--- Extracted data entries ---
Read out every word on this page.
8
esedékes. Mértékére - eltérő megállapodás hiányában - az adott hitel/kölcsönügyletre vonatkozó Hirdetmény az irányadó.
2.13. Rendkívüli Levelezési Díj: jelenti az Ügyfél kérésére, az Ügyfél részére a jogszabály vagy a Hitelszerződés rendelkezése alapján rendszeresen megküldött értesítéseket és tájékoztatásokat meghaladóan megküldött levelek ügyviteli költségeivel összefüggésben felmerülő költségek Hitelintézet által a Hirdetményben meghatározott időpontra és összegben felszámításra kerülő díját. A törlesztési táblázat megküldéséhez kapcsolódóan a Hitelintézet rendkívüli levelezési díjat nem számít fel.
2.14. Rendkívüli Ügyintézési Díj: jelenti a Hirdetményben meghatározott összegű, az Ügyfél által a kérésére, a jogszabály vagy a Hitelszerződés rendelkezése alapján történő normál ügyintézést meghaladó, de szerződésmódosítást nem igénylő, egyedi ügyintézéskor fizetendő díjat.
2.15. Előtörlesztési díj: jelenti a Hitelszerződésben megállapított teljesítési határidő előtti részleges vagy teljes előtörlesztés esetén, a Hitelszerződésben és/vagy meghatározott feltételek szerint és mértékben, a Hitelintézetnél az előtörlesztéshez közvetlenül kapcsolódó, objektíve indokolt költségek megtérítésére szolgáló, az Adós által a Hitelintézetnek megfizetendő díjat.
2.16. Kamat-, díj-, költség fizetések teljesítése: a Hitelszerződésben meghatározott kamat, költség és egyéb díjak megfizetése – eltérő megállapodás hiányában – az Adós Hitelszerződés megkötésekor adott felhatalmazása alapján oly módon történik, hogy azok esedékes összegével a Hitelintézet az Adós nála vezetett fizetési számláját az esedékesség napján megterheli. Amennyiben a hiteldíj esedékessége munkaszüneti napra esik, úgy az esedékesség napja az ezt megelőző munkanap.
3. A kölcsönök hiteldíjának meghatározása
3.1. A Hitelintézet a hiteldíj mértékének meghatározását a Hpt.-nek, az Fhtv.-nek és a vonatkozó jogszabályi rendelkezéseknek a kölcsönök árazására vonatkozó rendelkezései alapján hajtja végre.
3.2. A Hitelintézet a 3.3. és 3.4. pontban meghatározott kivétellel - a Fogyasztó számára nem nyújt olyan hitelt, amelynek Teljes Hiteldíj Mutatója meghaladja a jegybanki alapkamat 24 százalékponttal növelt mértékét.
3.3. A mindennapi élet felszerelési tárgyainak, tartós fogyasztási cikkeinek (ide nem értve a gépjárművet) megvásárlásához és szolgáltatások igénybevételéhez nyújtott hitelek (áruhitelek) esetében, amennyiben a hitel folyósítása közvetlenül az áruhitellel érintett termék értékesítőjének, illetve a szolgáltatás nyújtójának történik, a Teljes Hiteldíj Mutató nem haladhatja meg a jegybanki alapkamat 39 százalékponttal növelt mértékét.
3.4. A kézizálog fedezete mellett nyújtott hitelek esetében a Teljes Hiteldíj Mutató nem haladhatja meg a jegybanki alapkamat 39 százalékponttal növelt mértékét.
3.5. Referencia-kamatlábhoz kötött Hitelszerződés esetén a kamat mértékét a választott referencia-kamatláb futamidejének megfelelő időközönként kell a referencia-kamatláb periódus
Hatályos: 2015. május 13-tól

--- PROMPT ---
Out of the preceding entries, pull every line containing the string "hiányában".

--- CORRECT RESPONSE ---
esedékes. Mértékére - eltérő megállapodás hiányában - az adott hitel/kölcsönügyletre vonatkozó Hirdetmény az irányadó.
2.16. Kamat-, díj-, költség fizetések teljesítése: a Hitelszerződésben meghatározott kamat, költség és egyéb díjak megfizetése – eltérő megállapodás hiányában – az Adós Hitelszerződés megkötésekor adott felhatalmazása alapján oly módon történik, hogy azok esedékes összegével a Hitelintézet az Adós nála vezetett fizetési számláját az esedékesség napján megterheli. Amennyiben a hiteldíj esedékessége munkaszüneti napra esik, úgy az esedékesség napja az ezt megelőző munkanap.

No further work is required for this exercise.